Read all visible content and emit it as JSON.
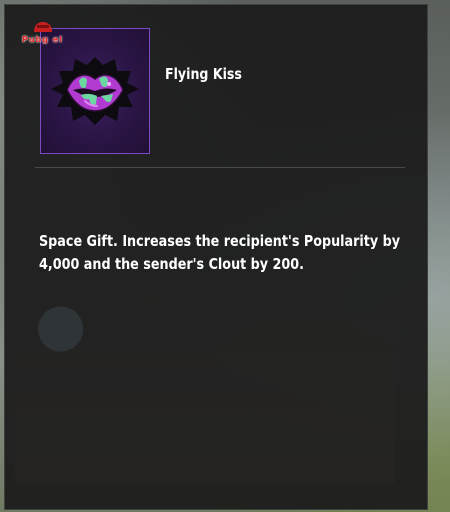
{
  "item": {
    "name": "Flying Kiss",
    "description": "Space Gift. Increases the recipient's Popularity by 4,000 and the sender's Clout by 200.",
    "icon": "lips-icon",
    "frame_color": "#7b4bc4",
    "lips_color": "#b13bd1",
    "drip_color": "#6ad8a0"
  },
  "watermark": {
    "label": "Pubg el",
    "color": "#e02828"
  }
}
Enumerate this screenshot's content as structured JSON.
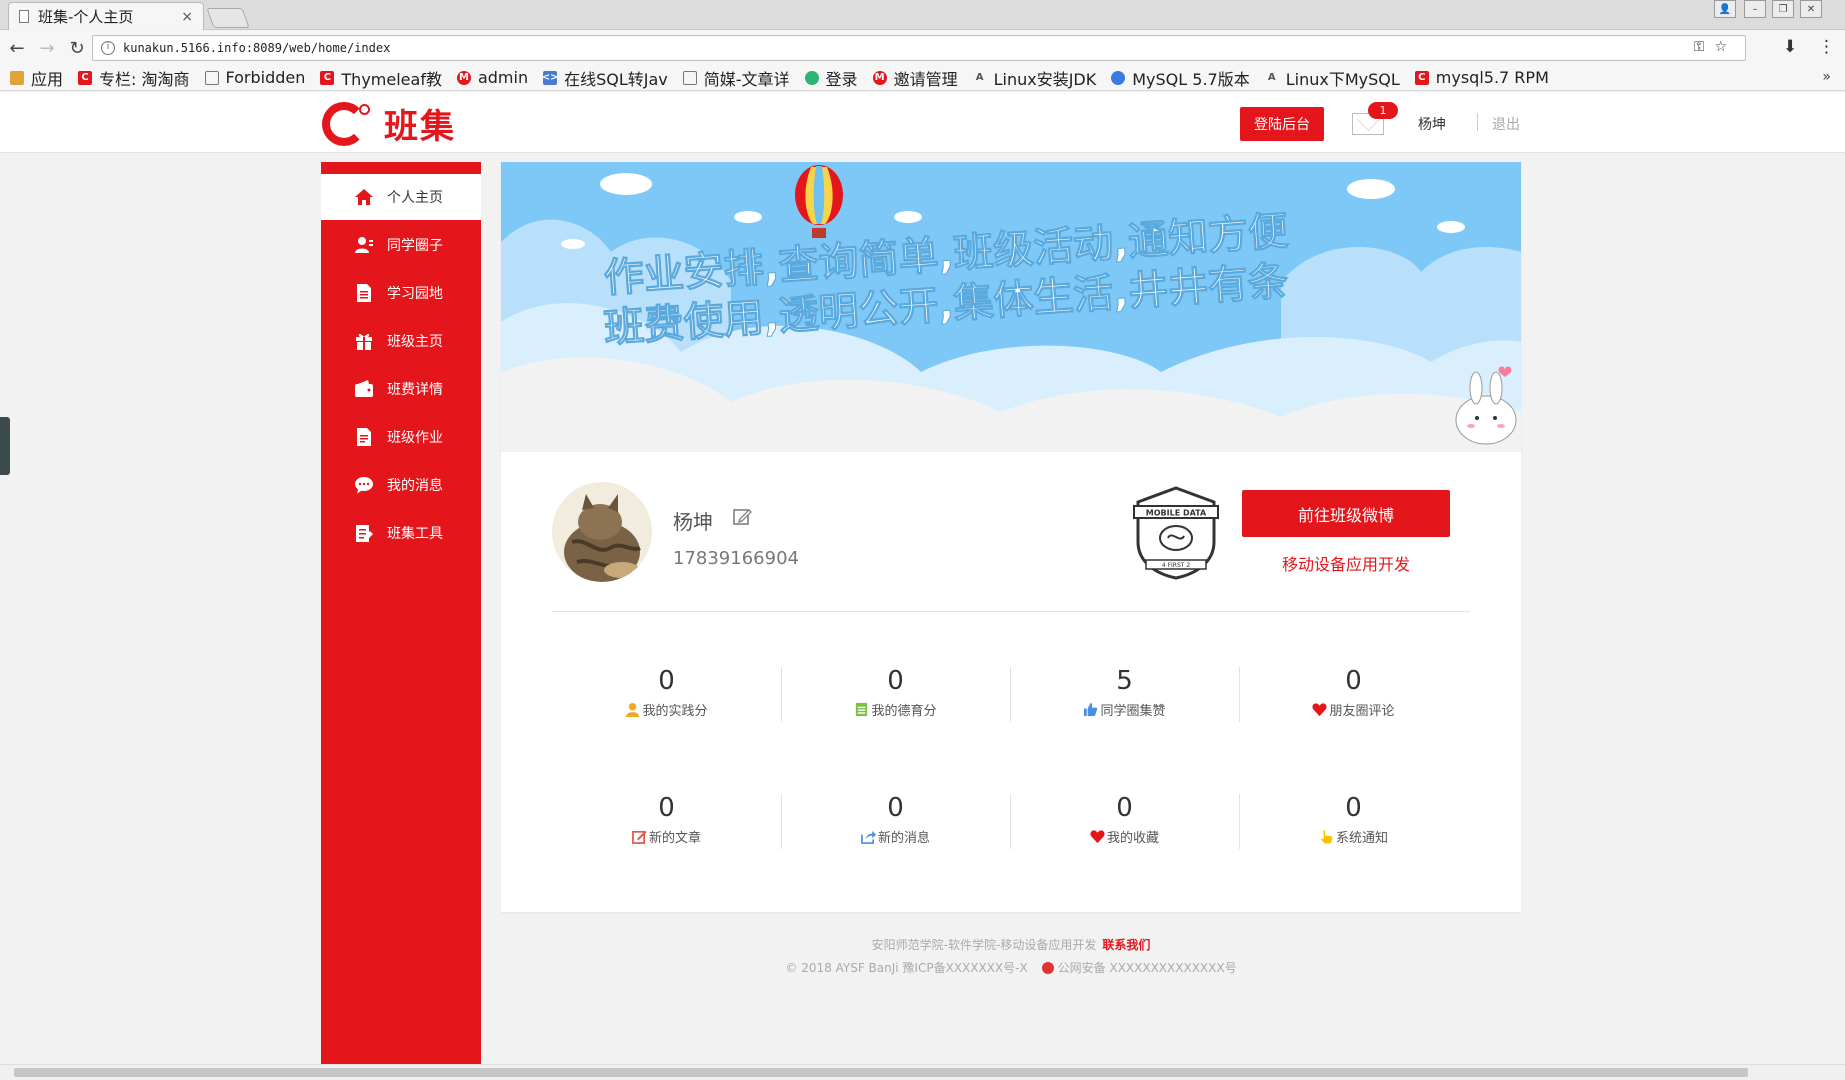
{
  "browser": {
    "tab_title": "班集-个人主页",
    "tab_close": "×",
    "url": "kunakun.5166.info:8089/web/home/index",
    "bookmarks": [
      {
        "label": "应用",
        "color": "#d23"
      },
      {
        "label": "专栏: 淘淘商",
        "color": "#e5161b"
      },
      {
        "label": "Forbidden",
        "color": "#fff"
      },
      {
        "label": "Thymeleaf教",
        "color": "#e5161b"
      },
      {
        "label": "admin",
        "color": "#e5161b"
      },
      {
        "label": "在线SQL转Jav",
        "color": "#4a7bd3"
      },
      {
        "label": "简媒-文章详",
        "color": "#fff"
      },
      {
        "label": "登录",
        "color": "#2bb673"
      },
      {
        "label": "邀请管理",
        "color": "#e5161b"
      },
      {
        "label": "Linux安装JDK",
        "color": "#888"
      },
      {
        "label": "MySQL 5.7版本",
        "color": "#3b7be0"
      },
      {
        "label": "Linux下MySQL",
        "color": "#888"
      },
      {
        "label": "mysql5.7 RPM",
        "color": "#e5161b"
      }
    ],
    "more": "»"
  },
  "header": {
    "logo_text": "班集",
    "admin_button": "登陆后台",
    "message_count": "1",
    "username": "杨坤",
    "logout": "退出"
  },
  "sidebar": {
    "items": [
      {
        "label": "个人主页",
        "icon": "home-icon",
        "active": true
      },
      {
        "label": "同学圈子",
        "icon": "user-circle-icon"
      },
      {
        "label": "学习园地",
        "icon": "document-icon"
      },
      {
        "label": "班级主页",
        "icon": "gift-icon"
      },
      {
        "label": "班费详情",
        "icon": "wallet-icon"
      },
      {
        "label": "班级作业",
        "icon": "homework-icon"
      },
      {
        "label": "我的消息",
        "icon": "chat-icon"
      },
      {
        "label": "班集工具",
        "icon": "tools-icon"
      }
    ]
  },
  "banner": {
    "line1": "作业安排,查询简单,班级活动,通知方便",
    "line2": "班费使用,透明公开,集体生活,井井有条"
  },
  "profile": {
    "name": "杨坤",
    "phone": "17839166904",
    "weibo_button": "前往班级微博",
    "class_name": "移动设备应用开发",
    "class_logo_text": "MOBILE DATA",
    "class_logo_sub": "4 FIRST 2"
  },
  "stats": [
    {
      "value": "0",
      "label": "我的实践分",
      "icon": "person-icon",
      "color": "#f5a623"
    },
    {
      "value": "0",
      "label": "我的德育分",
      "icon": "list-icon",
      "color": "#7ac143"
    },
    {
      "value": "5",
      "label": "同学圈集赞",
      "icon": "thumbs-up-icon",
      "color": "#4a90e2"
    },
    {
      "value": "0",
      "label": "朋友圈评论",
      "icon": "heart-icon",
      "color": "#e5161b"
    },
    {
      "value": "0",
      "label": "新的文章",
      "icon": "edit-icon",
      "color": "#e0554a"
    },
    {
      "value": "0",
      "label": "新的消息",
      "icon": "share-icon",
      "color": "#4a90e2"
    },
    {
      "value": "0",
      "label": "我的收藏",
      "icon": "heart-icon",
      "color": "#e5161b"
    },
    {
      "value": "0",
      "label": "系统通知",
      "icon": "hand-icon",
      "color": "#f5c400"
    }
  ],
  "footer": {
    "line1": "安阳师范学院-软件学院-移动设备应用开发",
    "contact": "联系我们",
    "copyright": "© 2018 AYSF BanJi 豫ICP备XXXXXXX号-X",
    "police": "公网安备 XXXXXXXXXXXXXX号"
  }
}
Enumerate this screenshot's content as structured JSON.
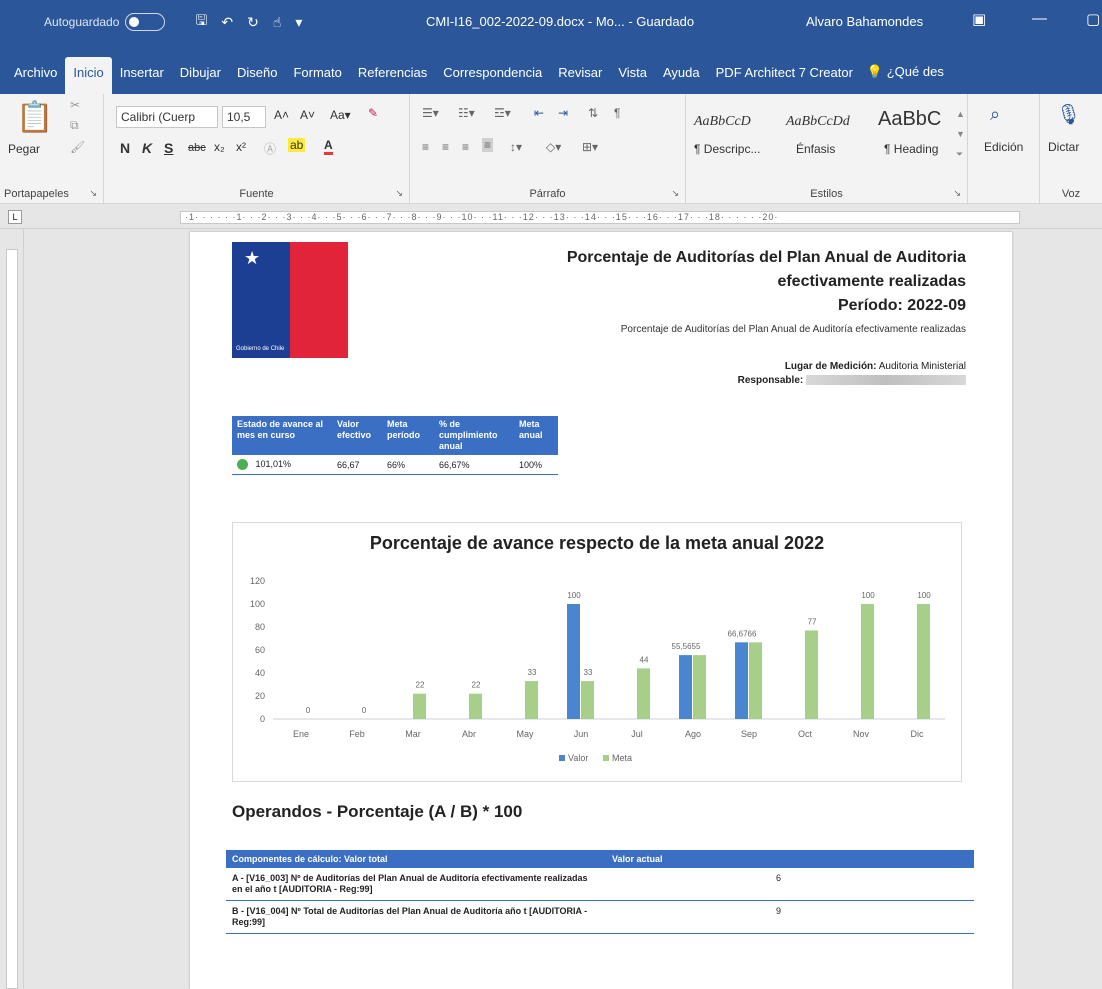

_____

| Exercise objective |
Without including any pictures, reproduce the listing exactly.

| Result below |
Read all visible content and emit it as JSON.
{
  "item": {
    "name": "Flying Kiss",
    "description": "Space Gift. Increases the recipient's Popularity by 4,000 and the sender's Clout by 200.",
    "icon": "lips-icon",
    "frame_color": "#7b4bc4",
    "lips_color": "#b13bd1",
    "drip_color": "#6ad8a0"
  },
  "watermark": {
    "label": "Pubg el",
    "color": "#e02828"
  }
}
Enumerate this screenshot's content as structured JSON.
{
  "browser": {
    "tab_title": "班集-个人主页",
    "tab_close": "×",
    "url": "kunakun.5166.info:8089/web/home/index",
    "bookmarks": [
      {
        "label": "应用",
        "color": "#d23"
      },
      {
        "label": "专栏: 淘淘商",
        "color": "#e5161b"
      },
      {
        "label": "Forbidden",
        "color": "#fff"
      },
      {
        "label": "Thymeleaf教",
        "color": "#e5161b"
      },
      {
        "label": "admin",
        "color": "#e5161b"
      },
      {
        "label": "在线SQL转Jav",
        "color": "#4a7bd3"
      },
      {
        "label": "简媒-文章详",
        "color": "#fff"
      },
      {
        "label": "登录",
        "color": "#2bb673"
      },
      {
        "label": "邀请管理",
        "color": "#e5161b"
      },
      {
        "label": "Linux安装JDK",
        "color": "#888"
      },
      {
        "label": "MySQL 5.7版本",
        "color": "#3b7be0"
      },
      {
        "label": "Linux下MySQL",
        "color": "#888"
      },
      {
        "label": "mysql5.7 RPM",
        "color": "#e5161b"
      }
    ],
    "more": "»"
  },
  "header": {
    "logo_text": "班集",
    "admin_button": "登陆后台",
    "message_count": "1",
    "username": "杨坤",
    "logout": "退出"
  },
  "sidebar": {
    "items": [
      {
        "label": "个人主页",
        "icon": "home-icon",
        "active": true
      },
      {
        "label": "同学圈子",
        "icon": "user-circle-icon"
      },
      {
        "label": "学习园地",
        "icon": "document-icon"
      },
      {
        "label": "班级主页",
        "icon": "gift-icon"
      },
      {
        "label": "班费详情",
        "icon": "wallet-icon"
      },
      {
        "label": "班级作业",
        "icon": "homework-icon"
      },
      {
        "label": "我的消息",
        "icon": "chat-icon"
      },
      {
        "label": "班集工具",
        "icon": "tools-icon"
      }
    ]
  },
  "banner": {
    "line1": "作业安排,查询简单,班级活动,通知方便",
    "line2": "班费使用,透明公开,集体生活,井井有条"
  },
  "profile": {
    "name": "杨坤",
    "phone": "17839166904",
    "weibo_button": "前往班级微博",
    "class_name": "移动设备应用开发",
    "class_logo_text": "MOBILE DATA",
    "class_logo_sub": "4 FIRST 2"
  },
  "stats": [
    {
      "value": "0",
      "label": "我的实践分",
      "icon": "person-icon",
      "color": "#f5a623"
    },
    {
      "value": "0",
      "label": "我的德育分",
      "icon": "list-icon",
      "color": "#7ac143"
    },
    {
      "value": "5",
      "label": "同学圈集赞",
      "icon": "thumbs-up-icon",
      "color": "#4a90e2"
    },
    {
      "value": "0",
      "label": "朋友圈评论",
      "icon": "heart-icon",
      "color": "#e5161b"
    },
    {
      "value": "0",
      "label": "新的文章",
      "icon": "edit-icon",
      "color": "#e0554a"
    },
    {
      "value": "0",
      "label": "新的消息",
      "icon": "share-icon",
      "color": "#4a90e2"
    },
    {
      "value": "0",
      "label": "我的收藏",
      "icon": "heart-icon",
      "color": "#e5161b"
    },
    {
      "value": "0",
      "label": "系统通知",
      "icon": "hand-icon",
      "color": "#f5c400"
    }
  ],
  "footer": {
    "line1": "安阳师范学院-软件学院-移动设备应用开发",
    "contact": "联系我们",
    "copyright": "© 2018 AYSF BanJi 豫ICP备XXXXXXX号-X",
    "police": "公网安备 XXXXXXXXXXXXXX号"
  }
}
Enumerate this screenshot's content as structured JSON.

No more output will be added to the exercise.